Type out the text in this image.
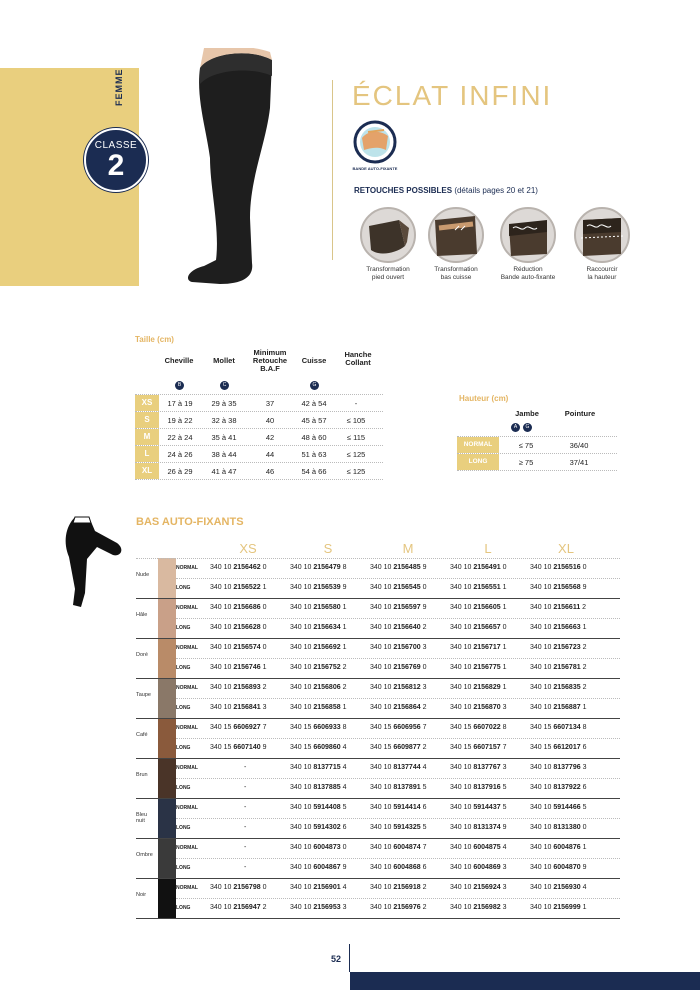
FEMME
CLASSE
2
ÉCLAT INFINI
BANDE AUTO-FIXANTE
RETOUCHES POSSIBLES (détails pages 20 et 21)
Transformation
pied ouvert
Transformation
bas cuisse
Réduction
Bande auto-fixante
Raccourcir
la hauteur
Taille (cm)
Cheville	Mollet
Minimum
Retouche
B.A.F
Cuisse
Hanche
Collant
B	C	G
XS	17 à 19	29 à 35	37	42 à 54	-
S	19 à 22	32 à 38	40	45 à 57	≤ 105
M	22 à 24	35 à 41	42	48 à 60	≤ 115
L	24 à 26	38 à 44	44	51 à 63	≤ 125
XL	26 à 29	41 à 47	46	54 à 66	≤ 125
Hauteur (cm)
Jambe	Pointure
A	G
NORMAL	≤ 75	36/40
LONG	≥ 75	37/41
BAS AUTO-FIXANTS
XS	S	M	L	XL
Nude
NORMAL	340 10 2156462 0	340 10 2156479 8	340 10 2156485 9	340 10 2156491 0	340 10 2156516 0
LONG	340 10 2156522 1	340 10 2156539 9	340 10 2156545 0	340 10 2156551 1	340 10 2156568 9
Hâle
NORMAL	340 10 2156686 0	340 10 2156580 1	340 10 2156597 9	340 10 2156605 1	340 10 2156611 2
LONG	340 10 2156628 0	340 10 2156634 1	340 10 2156640 2	340 10 2156657 0	340 10 2156663 1
Doré
NORMAL	340 10 2156574 0	340 10 2156692 1	340 10 2156700 3	340 10 2156717 1	340 10 2156723 2
LONG	340 10 2156746 1	340 10 2156752 2	340 10 2156769 0	340 10 2156775 1	340 10 2156781 2
Taupe
NORMAL	340 10 2156893 2	340 10 2156806 2	340 10 2156812 3	340 10 2156829 1	340 10 2156835 2
LONG	340 10 2156841 3	340 10 2156858 1	340 10 2156864 2	340 10 2156870 3	340 10 2156887 1
Café
NORMAL	340 15 6606927 7	340 15 6606933 8	340 15 6606956 7	340 15 6607022 8	340 15 6607134 8
LONG	340 15 6607140 9	340 15 6609860 4	340 15 6609877 2	340 15 6607157 7	340 15 6612017 6
Brun
NORMAL	-	340 10 8137715 4	340 10 8137744 4	340 10 8137767 3	340 10 8137796 3
LONG	-	340 10 8137885 4	340 10 8137891 5	340 10 8137916 5	340 10 8137922 6
Bleu
nuit
NORMAL	-	340 10 5914408 5	340 10 5914414 6	340 10 5914437 5	340 10 5914466 5
LONG	-	340 10 5914302 6	340 10 5914325 5	340 10 8131374 9	340 10 8131380 0
Ombre
NORMAL	-	340 10 6004873 0	340 10 6004874 7	340 10 6004875 4	340 10 6004876 1
LONG	-	340 10 6004867 9	340 10 6004868 6	340 10 6004869 3	340 10 6004870 9
Noir
NORMAL	340 10 2156798 0	340 10 2156901 4	340 10 2156918 2	340 10 2156924 3	340 10 2156930 4
LONG	340 10 2156947 2	340 10 2156953 3	340 10 2156976 2	340 10 2156982 3	340 10 2156999 1
52
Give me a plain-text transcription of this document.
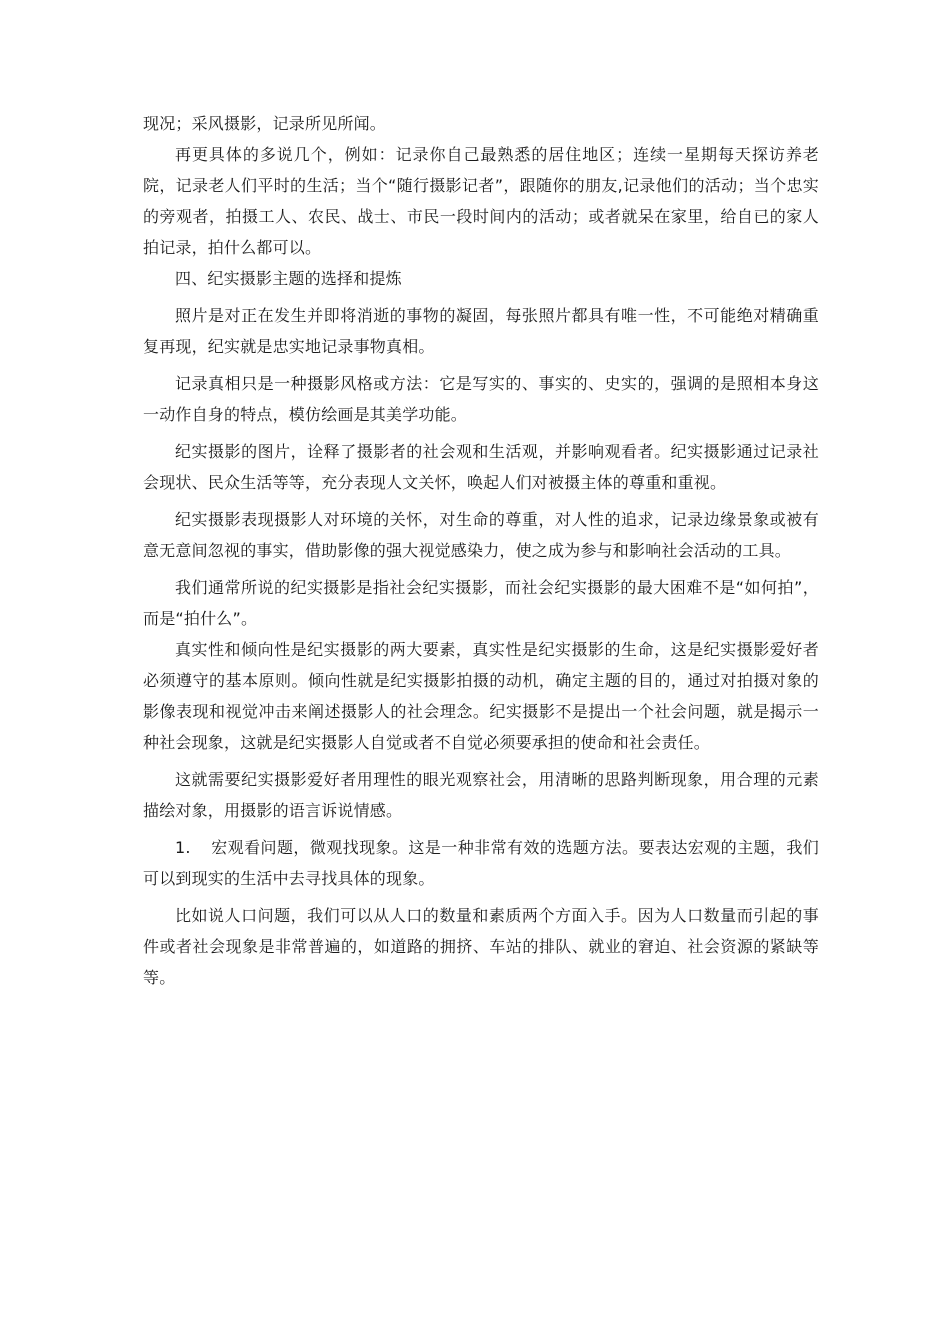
现况；采风摄影，记录所见所闻。

再更具体的多说几个，例如：记录你自己最熟悉的居住地区；连续一星期每天探访养老院，记录老人们平时的生活；当个“随行摄影记者”，跟随你的朋友,记录他们的活动；当个忠实的旁观者，拍摄工人、农民、战士、市民一段时间内的活动；或者就呆在家里，给自已的家人拍记录，拍什么都可以。

四、纪实摄影主题的选择和提炼

照片是对正在发生并即将消逝的事物的凝固，每张照片都具有唯一性，不可能绝对精确重复再现，纪实就是忠实地记录事物真相。

记录真相只是一种摄影风格或方法：它是写实的、事实的、史实的，强调的是照相本身这一动作自身的特点，模仿绘画是其美学功能。

纪实摄影的图片，诠释了摄影者的社会观和生活观，并影响观看者。纪实摄影通过记录社会现状、民众生活等等，充分表现人文关怀，唤起人们对被摄主体的尊重和重视。

纪实摄影表现摄影人对环境的关怀，对生命的尊重，对人性的追求，记录边缘景象或被有意无意间忽视的事实，借助影像的强大视觉感染力，使之成为参与和影响社会活动的工具。

我们通常所说的纪实摄影是指社会纪实摄影，而社会纪实摄影的最大困难不是“如何拍”，而是“拍什么”。

真实性和倾向性是纪实摄影的两大要素，真实性是纪实摄影的生命，这是纪实摄影爱好者必须遵守的基本原则。倾向性就是纪实摄影拍摄的动机，确定主题的目的，通过对拍摄对象的影像表现和视觉冲击来阐述摄影人的社会理念。纪实摄影不是提出一个社会问题，就是揭示一种社会现象，这就是纪实摄影人自觉或者不自觉必须要承担的使命和社会责任。

这就需要纪实摄影爱好者用理性的眼光观察社会，用清晰的思路判断现象，用合理的元素描绘对象，用摄影的语言诉说情感。

1. 宏观看问题，微观找现象。这是一种非常有效的选题方法。要表达宏观的主题，我们可以到现实的生活中去寻找具体的现象。

比如说人口问题，我们可以从人口的数量和素质两个方面入手。因为人口数量而引起的事件或者社会现象是非常普遍的，如道路的拥挤、车站的排队、就业的窘迫、社会资源的紧缺等等。
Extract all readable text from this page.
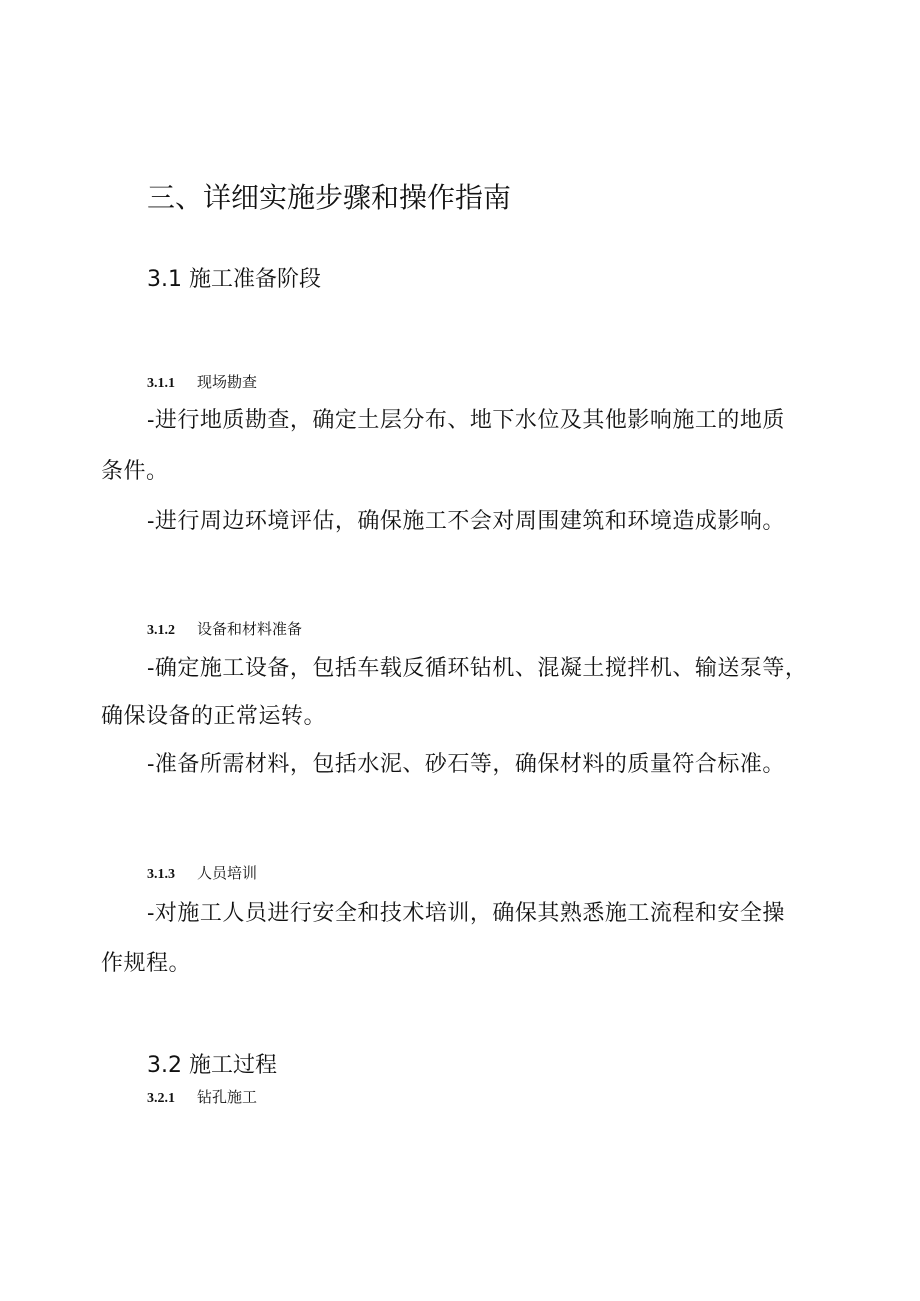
三、详细实施步骤和操作指南
3.1 施工准备阶段
3.1.1 现场勘查
-进行地质勘查，确定土层分布、地下水位及其他影响施工的地质
条件。
-进行周边环境评估，确保施工不会对周围建筑和环境造成影响。
3.1.2 设备和材料准备
-确定施工设备，包括车载反循环钻机、混凝土搅拌机、输送泵等，
确保设备的正常运转。
-准备所需材料，包括水泥、砂石等，确保材料的质量符合标准。
3.1.3 人员培训
-对施工人员进行安全和技术培训，确保其熟悉施工流程和安全操
作规程。
3.2 施工过程
3.2.1 钻孔施工
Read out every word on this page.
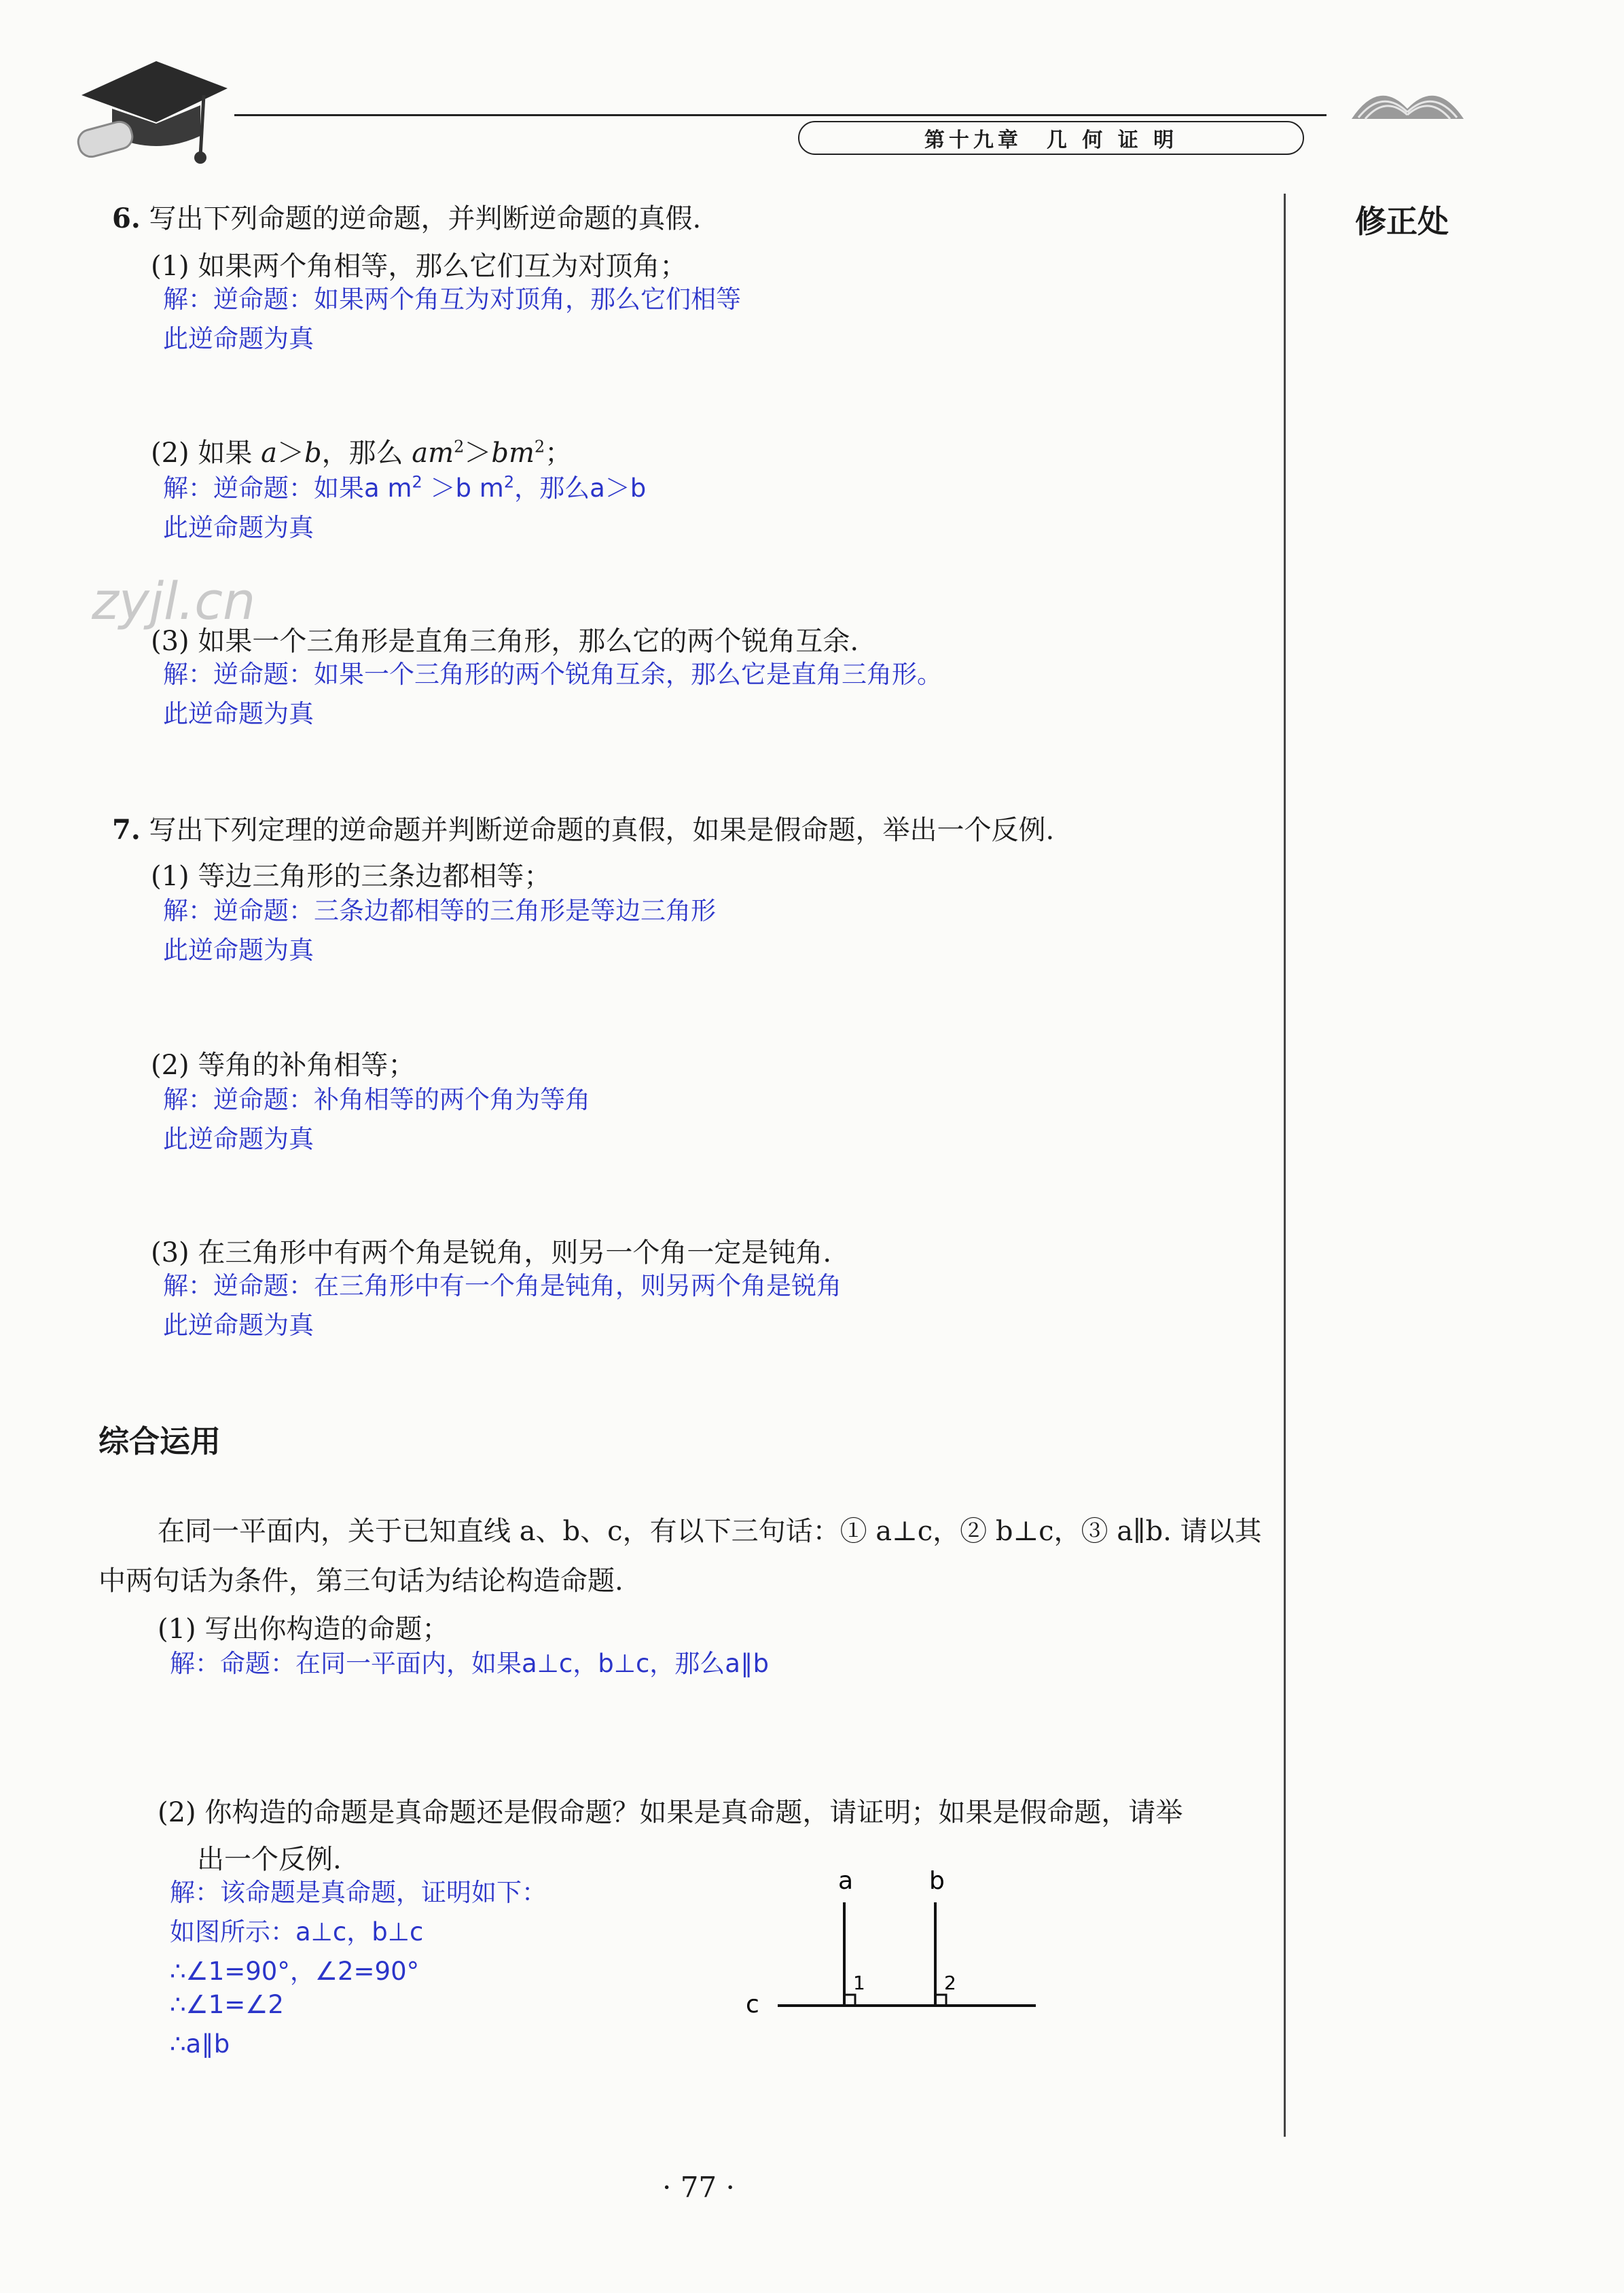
第十九章　几 何 证 明
修正处
zyjl.cn
6. 写出下列命题的逆命题，并判断逆命题的真假.
(1) 如果两个角相等，那么它们互为对顶角；
解：逆命题：如果两个角互为对顶角，那么它们相等
此逆命题为真
(2) 如果 a＞b，那么 $am^2>bm^2$；
解：逆命题：如果a $m^2 >b$ $m^2$，那么a＞b
此逆命题为真
(3) 如果一个三角形是直角三角形，那么它的两个锐角互余.
解：逆命题：如果一个三角形的两个锐角互余，那么它是直角三角形。
此逆命题为真
7. 写出下列定理的逆命题并判断逆命题的真假，如果是假命题，举出一个反例.
(1) 等边三角形的三条边都相等；
解：逆命题：三条边都相等的三角形是等边三角形
此逆命题为真
(2) 等角的补角相等；
解：逆命题：补角相等的两个角为等角
此逆命题为真
(3) 在三角形中有两个角是锐角，则另一个角一定是钝角.
解：逆命题：在三角形中有一个角是钝角，则另两个角是锐角
此逆命题为真
综合运用
在同一平面内，关于已知直线 a、b、c，有以下三句话：① a⊥c，② b⊥c，③ a∥b. 请以其
中两句话为条件，第三句话为结论构造命题.
(1) 写出你构造的命题；
解：命题：在同一平面内，如果a⊥c，b⊥c，那么a∥b
(2) 你构造的命题是真命题还是假命题？如果是真命题，请证明；如果是假命题，请举
出一个反例.
解：该命题是真命题，证明如下：
如图所示：a⊥c，b⊥c
∴∠1=90°，∠2=90°
∴∠1=∠2
∴a∥b
a	b
c
1	2
· 77 ·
◇ ◇ ◇ ◇ ◇
▶ WHAT TO DO: Extract the run of lines beginning with the line that holds "Read out every word on this page." and ending at the last line of the data, inclusive. Exclude any pictures from the copy.

▶ REPLY TO THE EXERCISE:
Read out every word on this page.
第十九章　几 何 证 明
修正处
zyjl.cn
6. 写出下列命题的逆命题，并判断逆命题的真假.
(1) 如果两个角相等，那么它们互为对顶角；
解：逆命题：如果两个角互为对顶角，那么它们相等
此逆命题为真
(2) 如果 a＞b，那么 $am^2>bm^2$；
解：逆命题：如果a $m^2 >b$ $m^2$，那么a＞b
此逆命题为真
(3) 如果一个三角形是直角三角形，那么它的两个锐角互余.
解：逆命题：如果一个三角形的两个锐角互余，那么它是直角三角形。
此逆命题为真
7. 写出下列定理的逆命题并判断逆命题的真假，如果是假命题，举出一个反例.
(1) 等边三角形的三条边都相等；
解：逆命题：三条边都相等的三角形是等边三角形
此逆命题为真
(2) 等角的补角相等；
解：逆命题：补角相等的两个角为等角
此逆命题为真
(3) 在三角形中有两个角是锐角，则另一个角一定是钝角.
解：逆命题：在三角形中有一个角是钝角，则另两个角是锐角
此逆命题为真
综合运用
在同一平面内，关于已知直线 a、b、c，有以下三句话：① a⊥c，② b⊥c，③ a∥b. 请以其
中两句话为条件，第三句话为结论构造命题.
(1) 写出你构造的命题；
解：命题：在同一平面内，如果a⊥c，b⊥c，那么a∥b
(2) 你构造的命题是真命题还是假命题？如果是真命题，请证明；如果是假命题，请举
出一个反例.
解：该命题是真命题，证明如下：
如图所示：a⊥c，b⊥c
∴∠1=90°，∠2=90°
∴∠1=∠2
∴a∥b
a	b
c
1	2
· 77 ·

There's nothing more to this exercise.